YOUR OBJECTIVE:
Return the records that follow, matching each one exactly.

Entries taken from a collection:
-------------------------
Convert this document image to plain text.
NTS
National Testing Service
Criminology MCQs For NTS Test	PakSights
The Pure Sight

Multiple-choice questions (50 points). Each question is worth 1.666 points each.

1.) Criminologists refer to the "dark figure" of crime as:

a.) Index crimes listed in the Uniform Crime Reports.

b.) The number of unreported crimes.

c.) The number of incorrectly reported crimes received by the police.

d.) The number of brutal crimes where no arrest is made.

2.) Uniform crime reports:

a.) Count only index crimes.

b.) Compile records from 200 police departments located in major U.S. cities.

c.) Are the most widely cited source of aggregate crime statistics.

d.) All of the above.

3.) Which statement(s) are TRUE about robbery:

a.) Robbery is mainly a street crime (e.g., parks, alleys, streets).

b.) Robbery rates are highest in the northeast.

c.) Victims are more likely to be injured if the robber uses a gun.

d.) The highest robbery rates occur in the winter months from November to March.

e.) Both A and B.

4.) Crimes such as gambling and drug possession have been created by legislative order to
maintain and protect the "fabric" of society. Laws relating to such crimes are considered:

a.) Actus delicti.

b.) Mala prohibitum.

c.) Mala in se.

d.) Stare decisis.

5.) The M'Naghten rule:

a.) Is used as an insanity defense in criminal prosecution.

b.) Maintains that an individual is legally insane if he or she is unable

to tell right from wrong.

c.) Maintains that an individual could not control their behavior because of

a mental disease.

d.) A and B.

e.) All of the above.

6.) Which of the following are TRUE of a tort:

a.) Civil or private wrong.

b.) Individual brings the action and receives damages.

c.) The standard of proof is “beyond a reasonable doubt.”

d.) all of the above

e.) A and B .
-------------------------
ANSWER:
Convert this document image to plain text.
NTS
National Testing Service
Criminology MCQs For NTS Test	PakSights
The Pure Sight

Multiple-choice questions (50 points). Each question is worth 1.666 points each.

1.) Criminologists refer to the "dark figure" of crime as:

a.) Index crimes listed in the Uniform Crime Reports.

b.) The number of unreported crimes.

c.) The number of incorrectly reported crimes received by the police.

d.) The number of brutal crimes where no arrest is made.

2.) Uniform crime reports:

a.) Count only index crimes.

b.) Compile records from 200 police departments located in major U.S. cities.

c.) Are the most widely cited source of aggregate crime statistics.

d.) All of the above.

3.) Which statement(s) are TRUE about robbery:

a.) Robbery is mainly a street crime (e.g., parks, alleys, streets).

b.) Robbery rates are highest in the northeast.

c.) Victims are more likely to be injured if the robber uses a gun.

d.) The highest robbery rates occur in the winter months from November to March.

e.) Both A and B.

4.) Crimes such as gambling and drug possession have been created by legislative order to
maintain and protect the "fabric" of society. Laws relating to such crimes are considered:

a.) Actus delicti.

b.) Mala prohibitum.

c.) Mala in se.

d.) Stare decisis.

5.) The M'Naghten rule:

a.) Is used as an insanity defense in criminal prosecution.

b.) Maintains that an individual is legally insane if he or she is unable

to tell right from wrong.

c.) Maintains that an individual could not control their behavior because of

a mental disease.

d.) A and B.

e.) All of the above.

6.) Which of the following are TRUE of a tort:

a.) Civil or private wrong.

b.) Individual brings the action and receives damages.

c.) The standard of proof is “beyond a reasonable doubt.”

d.) all of the above

e.) A and B .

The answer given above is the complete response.